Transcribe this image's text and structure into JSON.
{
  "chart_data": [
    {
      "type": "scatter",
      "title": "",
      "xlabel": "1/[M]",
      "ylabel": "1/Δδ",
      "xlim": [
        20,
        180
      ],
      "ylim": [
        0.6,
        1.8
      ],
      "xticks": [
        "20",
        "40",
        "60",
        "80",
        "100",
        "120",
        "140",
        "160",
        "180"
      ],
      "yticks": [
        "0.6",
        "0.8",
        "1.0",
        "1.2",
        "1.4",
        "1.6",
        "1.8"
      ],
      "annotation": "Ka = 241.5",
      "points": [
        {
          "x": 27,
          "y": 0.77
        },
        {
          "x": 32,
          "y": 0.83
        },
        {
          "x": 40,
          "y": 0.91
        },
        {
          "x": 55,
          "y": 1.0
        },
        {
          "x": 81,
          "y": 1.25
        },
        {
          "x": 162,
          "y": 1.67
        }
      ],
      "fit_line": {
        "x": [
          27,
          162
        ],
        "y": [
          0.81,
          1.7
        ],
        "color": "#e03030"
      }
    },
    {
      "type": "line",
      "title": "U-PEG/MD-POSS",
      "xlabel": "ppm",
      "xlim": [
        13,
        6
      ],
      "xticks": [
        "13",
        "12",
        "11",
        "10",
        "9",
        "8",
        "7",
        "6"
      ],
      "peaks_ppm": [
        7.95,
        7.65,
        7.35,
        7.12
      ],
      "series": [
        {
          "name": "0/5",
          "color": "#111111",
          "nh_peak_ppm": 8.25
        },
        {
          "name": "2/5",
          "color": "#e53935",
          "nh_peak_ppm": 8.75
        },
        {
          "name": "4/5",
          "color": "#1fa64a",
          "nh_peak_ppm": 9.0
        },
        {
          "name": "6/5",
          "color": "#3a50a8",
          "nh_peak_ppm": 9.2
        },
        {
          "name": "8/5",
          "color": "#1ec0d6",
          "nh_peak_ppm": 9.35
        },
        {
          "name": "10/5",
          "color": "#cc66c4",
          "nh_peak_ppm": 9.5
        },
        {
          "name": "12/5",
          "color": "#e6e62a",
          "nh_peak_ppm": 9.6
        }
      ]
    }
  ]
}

..............................

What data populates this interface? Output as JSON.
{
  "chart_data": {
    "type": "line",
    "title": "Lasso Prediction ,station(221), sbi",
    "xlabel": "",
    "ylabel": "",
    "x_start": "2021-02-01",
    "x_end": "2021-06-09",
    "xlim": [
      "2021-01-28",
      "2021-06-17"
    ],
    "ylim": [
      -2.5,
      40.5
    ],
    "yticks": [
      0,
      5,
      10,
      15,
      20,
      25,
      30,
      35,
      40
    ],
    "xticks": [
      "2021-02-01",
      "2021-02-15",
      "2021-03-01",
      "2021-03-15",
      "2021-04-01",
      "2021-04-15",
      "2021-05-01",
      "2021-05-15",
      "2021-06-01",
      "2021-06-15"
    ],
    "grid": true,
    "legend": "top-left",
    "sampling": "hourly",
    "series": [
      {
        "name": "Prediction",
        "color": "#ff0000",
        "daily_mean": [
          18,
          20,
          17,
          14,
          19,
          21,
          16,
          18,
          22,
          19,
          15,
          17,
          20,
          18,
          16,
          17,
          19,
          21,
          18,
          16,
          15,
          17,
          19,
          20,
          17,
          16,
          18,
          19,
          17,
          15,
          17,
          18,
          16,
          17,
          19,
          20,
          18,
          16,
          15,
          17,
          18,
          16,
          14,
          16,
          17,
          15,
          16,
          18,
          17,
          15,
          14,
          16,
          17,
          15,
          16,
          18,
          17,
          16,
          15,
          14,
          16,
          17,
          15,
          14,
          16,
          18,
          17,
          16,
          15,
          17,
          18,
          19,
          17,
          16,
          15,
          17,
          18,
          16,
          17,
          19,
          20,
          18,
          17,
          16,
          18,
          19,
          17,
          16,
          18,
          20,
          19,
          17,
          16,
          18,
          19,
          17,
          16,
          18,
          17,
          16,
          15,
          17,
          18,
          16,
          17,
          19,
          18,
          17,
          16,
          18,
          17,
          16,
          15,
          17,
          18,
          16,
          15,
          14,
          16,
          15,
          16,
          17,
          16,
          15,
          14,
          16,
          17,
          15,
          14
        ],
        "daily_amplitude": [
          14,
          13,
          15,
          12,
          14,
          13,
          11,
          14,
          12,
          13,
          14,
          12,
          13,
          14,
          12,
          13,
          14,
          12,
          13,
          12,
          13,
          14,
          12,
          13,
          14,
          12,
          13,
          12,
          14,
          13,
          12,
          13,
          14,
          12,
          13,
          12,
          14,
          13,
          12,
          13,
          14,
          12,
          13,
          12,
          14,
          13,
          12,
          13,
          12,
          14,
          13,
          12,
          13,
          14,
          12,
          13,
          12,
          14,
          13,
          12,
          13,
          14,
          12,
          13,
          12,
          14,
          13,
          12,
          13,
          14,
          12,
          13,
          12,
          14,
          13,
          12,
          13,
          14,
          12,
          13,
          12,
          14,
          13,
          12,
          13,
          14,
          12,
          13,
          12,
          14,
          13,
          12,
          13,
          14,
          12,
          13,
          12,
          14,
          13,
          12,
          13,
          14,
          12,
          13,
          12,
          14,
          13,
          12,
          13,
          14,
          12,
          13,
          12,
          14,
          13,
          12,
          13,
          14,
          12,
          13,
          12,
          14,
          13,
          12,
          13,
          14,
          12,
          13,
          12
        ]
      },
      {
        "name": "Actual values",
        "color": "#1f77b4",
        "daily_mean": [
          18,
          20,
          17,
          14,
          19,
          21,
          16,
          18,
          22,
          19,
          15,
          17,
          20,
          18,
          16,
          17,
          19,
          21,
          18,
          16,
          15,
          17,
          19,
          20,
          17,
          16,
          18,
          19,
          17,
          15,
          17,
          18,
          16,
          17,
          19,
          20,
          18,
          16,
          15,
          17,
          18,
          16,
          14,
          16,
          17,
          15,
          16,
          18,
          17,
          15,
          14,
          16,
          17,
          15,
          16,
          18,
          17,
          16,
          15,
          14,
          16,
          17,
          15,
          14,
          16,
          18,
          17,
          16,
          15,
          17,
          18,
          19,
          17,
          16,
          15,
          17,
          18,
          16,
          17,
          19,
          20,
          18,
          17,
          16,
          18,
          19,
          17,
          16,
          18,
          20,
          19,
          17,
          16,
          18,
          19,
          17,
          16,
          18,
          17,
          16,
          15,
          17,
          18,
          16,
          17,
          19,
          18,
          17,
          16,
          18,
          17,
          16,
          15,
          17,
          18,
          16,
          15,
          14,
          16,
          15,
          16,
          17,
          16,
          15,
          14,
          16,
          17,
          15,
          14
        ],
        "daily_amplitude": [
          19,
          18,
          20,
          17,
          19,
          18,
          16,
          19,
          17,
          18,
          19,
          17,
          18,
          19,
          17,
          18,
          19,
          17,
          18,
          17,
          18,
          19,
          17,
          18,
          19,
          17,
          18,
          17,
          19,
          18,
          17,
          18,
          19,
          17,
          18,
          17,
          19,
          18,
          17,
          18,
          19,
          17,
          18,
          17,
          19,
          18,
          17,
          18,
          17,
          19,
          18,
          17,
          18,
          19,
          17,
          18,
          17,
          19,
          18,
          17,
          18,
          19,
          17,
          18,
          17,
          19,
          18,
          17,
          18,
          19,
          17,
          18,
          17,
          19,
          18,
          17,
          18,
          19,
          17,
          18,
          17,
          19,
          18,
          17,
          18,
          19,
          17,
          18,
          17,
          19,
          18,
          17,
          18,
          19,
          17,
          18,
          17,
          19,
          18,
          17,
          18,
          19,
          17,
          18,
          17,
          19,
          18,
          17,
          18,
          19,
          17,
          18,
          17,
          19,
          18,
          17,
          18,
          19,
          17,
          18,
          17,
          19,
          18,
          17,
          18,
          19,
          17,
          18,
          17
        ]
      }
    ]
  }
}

..............................

Copy, from the material above, each line in which the string "this" occurs.

Transcribe this image's text and structure into JSON.
What data populates this interface? Output as JSON.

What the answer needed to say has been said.